◆ JOB
Transcribe each line exactly.

◆ STORED ROWS
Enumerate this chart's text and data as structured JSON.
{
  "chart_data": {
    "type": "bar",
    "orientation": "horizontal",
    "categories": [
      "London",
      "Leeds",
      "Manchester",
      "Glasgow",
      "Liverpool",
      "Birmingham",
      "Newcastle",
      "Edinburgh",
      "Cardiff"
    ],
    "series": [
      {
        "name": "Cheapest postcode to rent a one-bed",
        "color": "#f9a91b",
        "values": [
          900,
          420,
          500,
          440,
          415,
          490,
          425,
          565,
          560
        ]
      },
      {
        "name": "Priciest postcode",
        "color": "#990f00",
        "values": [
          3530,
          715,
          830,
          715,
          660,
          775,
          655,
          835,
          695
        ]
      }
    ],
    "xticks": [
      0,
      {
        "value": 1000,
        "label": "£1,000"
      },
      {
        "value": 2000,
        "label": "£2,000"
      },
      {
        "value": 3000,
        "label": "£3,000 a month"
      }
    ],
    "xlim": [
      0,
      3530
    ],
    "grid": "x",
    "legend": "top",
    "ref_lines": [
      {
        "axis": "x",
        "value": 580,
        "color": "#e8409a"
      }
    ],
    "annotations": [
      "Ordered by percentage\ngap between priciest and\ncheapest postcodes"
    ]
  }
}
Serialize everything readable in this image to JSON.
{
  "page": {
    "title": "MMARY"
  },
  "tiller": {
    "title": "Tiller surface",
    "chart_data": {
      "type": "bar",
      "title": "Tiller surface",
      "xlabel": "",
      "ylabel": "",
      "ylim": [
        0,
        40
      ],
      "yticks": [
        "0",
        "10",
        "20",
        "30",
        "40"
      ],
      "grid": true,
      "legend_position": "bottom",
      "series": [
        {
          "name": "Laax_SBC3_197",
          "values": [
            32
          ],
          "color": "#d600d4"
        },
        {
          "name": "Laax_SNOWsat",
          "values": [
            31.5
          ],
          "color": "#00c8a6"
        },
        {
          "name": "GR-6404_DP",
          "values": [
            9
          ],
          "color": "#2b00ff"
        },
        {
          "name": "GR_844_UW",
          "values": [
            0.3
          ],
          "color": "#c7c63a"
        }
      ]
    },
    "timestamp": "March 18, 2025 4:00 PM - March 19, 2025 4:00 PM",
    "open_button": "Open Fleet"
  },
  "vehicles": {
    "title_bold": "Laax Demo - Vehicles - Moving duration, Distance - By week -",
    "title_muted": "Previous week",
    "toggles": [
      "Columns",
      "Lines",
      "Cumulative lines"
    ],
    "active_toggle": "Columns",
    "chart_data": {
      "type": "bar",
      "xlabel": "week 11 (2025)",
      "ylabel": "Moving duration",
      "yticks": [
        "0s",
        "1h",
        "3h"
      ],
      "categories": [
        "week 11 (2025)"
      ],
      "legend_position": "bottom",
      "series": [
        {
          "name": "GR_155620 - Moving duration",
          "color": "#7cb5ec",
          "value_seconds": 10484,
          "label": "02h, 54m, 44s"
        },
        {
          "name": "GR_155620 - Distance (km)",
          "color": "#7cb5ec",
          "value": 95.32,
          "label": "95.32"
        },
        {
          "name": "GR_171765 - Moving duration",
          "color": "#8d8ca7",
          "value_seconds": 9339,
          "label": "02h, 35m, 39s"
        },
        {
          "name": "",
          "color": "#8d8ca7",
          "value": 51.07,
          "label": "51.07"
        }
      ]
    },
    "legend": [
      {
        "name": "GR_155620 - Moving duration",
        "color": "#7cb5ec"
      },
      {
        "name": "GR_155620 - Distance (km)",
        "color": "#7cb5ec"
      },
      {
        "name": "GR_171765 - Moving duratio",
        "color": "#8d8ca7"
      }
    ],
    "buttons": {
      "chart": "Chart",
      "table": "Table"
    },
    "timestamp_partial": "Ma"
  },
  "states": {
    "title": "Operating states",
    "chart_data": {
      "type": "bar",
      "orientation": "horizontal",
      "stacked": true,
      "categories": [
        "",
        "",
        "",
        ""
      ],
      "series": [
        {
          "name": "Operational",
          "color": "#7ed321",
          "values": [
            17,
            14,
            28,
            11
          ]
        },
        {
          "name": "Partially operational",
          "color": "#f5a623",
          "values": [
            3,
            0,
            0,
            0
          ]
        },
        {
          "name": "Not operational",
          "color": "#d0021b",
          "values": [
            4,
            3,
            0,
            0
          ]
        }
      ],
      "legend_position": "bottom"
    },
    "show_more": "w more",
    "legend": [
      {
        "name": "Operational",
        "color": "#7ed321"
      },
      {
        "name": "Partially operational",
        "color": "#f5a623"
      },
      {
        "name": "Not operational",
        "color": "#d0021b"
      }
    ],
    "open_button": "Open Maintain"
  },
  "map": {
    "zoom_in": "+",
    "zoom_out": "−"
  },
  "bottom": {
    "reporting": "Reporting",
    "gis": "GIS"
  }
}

◆ THE REPLY
Enumerate this chart's text and data as structured JSON.
{
  "chart_data": {
    "type": "bar",
    "orientation": "horizontal",
    "categories": [
      "London",
      "Leeds",
      "Manchester",
      "Glasgow",
      "Liverpool",
      "Birmingham",
      "Newcastle",
      "Edinburgh",
      "Cardiff"
    ],
    "series": [
      {
        "name": "Cheapest postcode to rent a one-bed",
        "color": "#f9a91b",
        "values": [
          900,
          420,
          500,
          440,
          415,
          490,
          425,
          565,
          560
        ]
      },
      {
        "name": "Priciest postcode",
        "color": "#990f00",
        "values": [
          3530,
          715,
          830,
          715,
          660,
          775,
          655,
          835,
          695
        ]
      }
    ],
    "xticks": [
      0,
      {
        "value": 1000,
        "label": "£1,000"
      },
      {
        "value": 2000,
        "label": "£2,000"
      },
      {
        "value": 3000,
        "label": "£3,000 a month"
      }
    ],
    "xlim": [
      0,
      3530
    ],
    "grid": "x",
    "legend": "top",
    "ref_lines": [
      {
        "axis": "x",
        "value": 580,
        "color": "#e8409a"
      }
    ],
    "annotations": [
      "Ordered by percentage\ngap between priciest and\ncheapest postcodes"
    ]
  }
}
Serialize everything readable in this image to JSON.
{
  "page": {
    "title": "MMARY"
  },
  "tiller": {
    "title": "Tiller surface",
    "chart_data": {
      "type": "bar",
      "title": "Tiller surface",
      "xlabel": "",
      "ylabel": "",
      "ylim": [
        0,
        40
      ],
      "yticks": [
        "0",
        "10",
        "20",
        "30",
        "40"
      ],
      "grid": true,
      "legend_position": "bottom",
      "series": [
        {
          "name": "Laax_SBC3_197",
          "values": [
            32
          ],
          "color": "#d600d4"
        },
        {
          "name": "Laax_SNOWsat",
          "values": [
            31.5
          ],
          "color": "#00c8a6"
        },
        {
          "name": "GR-6404_DP",
          "values": [
            9
          ],
          "color": "#2b00ff"
        },
        {
          "name": "GR_844_UW",
          "values": [
            0.3
          ],
          "color": "#c7c63a"
        }
      ]
    },
    "timestamp": "March 18, 2025 4:00 PM - March 19, 2025 4:00 PM",
    "open_button": "Open Fleet"
  },
  "vehicles": {
    "title_bold": "Laax Demo - Vehicles - Moving duration, Distance - By week -",
    "title_muted": "Previous week",
    "toggles": [
      "Columns",
      "Lines",
      "Cumulative lines"
    ],
    "active_toggle": "Columns",
    "chart_data": {
      "type": "bar",
      "xlabel": "week 11 (2025)",
      "ylabel": "Moving duration",
      "yticks": [
        "0s",
        "1h",
        "3h"
      ],
      "categories": [
        "week 11 (2025)"
      ],
      "legend_position": "bottom",
      "series": [
        {
          "name": "GR_155620 - Moving duration",
          "color": "#7cb5ec",
          "value_seconds": 10484,
          "label": "02h, 54m, 44s"
        },
        {
          "name": "GR_155620 - Distance (km)",
          "color": "#7cb5ec",
          "value": 95.32,
          "label": "95.32"
        },
        {
          "name": "GR_171765 - Moving duration",
          "color": "#8d8ca7",
          "value_seconds": 9339,
          "label": "02h, 35m, 39s"
        },
        {
          "name": "",
          "color": "#8d8ca7",
          "value": 51.07,
          "label": "51.07"
        }
      ]
    },
    "legend": [
      {
        "name": "GR_155620 - Moving duration",
        "color": "#7cb5ec"
      },
      {
        "name": "GR_155620 - Distance (km)",
        "color": "#7cb5ec"
      },
      {
        "name": "GR_171765 - Moving duratio",
        "color": "#8d8ca7"
      }
    ],
    "buttons": {
      "chart": "Chart",
      "table": "Table"
    },
    "timestamp_partial": "Ma"
  },
  "states": {
    "title": "Operating states",
    "chart_data": {
      "type": "bar",
      "orientation": "horizontal",
      "stacked": true,
      "categories": [
        "",
        "",
        "",
        ""
      ],
      "series": [
        {
          "name": "Operational",
          "color": "#7ed321",
          "values": [
            17,
            14,
            28,
            11
          ]
        },
        {
          "name": "Partially operational",
          "color": "#f5a623",
          "values": [
            3,
            0,
            0,
            0
          ]
        },
        {
          "name": "Not operational",
          "color": "#d0021b",
          "values": [
            4,
            3,
            0,
            0
          ]
        }
      ],
      "legend_position": "bottom"
    },
    "show_more": "w more",
    "legend": [
      {
        "name": "Operational",
        "color": "#7ed321"
      },
      {
        "name": "Partially operational",
        "color": "#f5a623"
      },
      {
        "name": "Not operational",
        "color": "#d0021b"
      }
    ],
    "open_button": "Open Maintain"
  },
  "map": {
    "zoom_in": "+",
    "zoom_out": "−"
  },
  "bottom": {
    "reporting": "Reporting",
    "gis": "GIS"
  }
}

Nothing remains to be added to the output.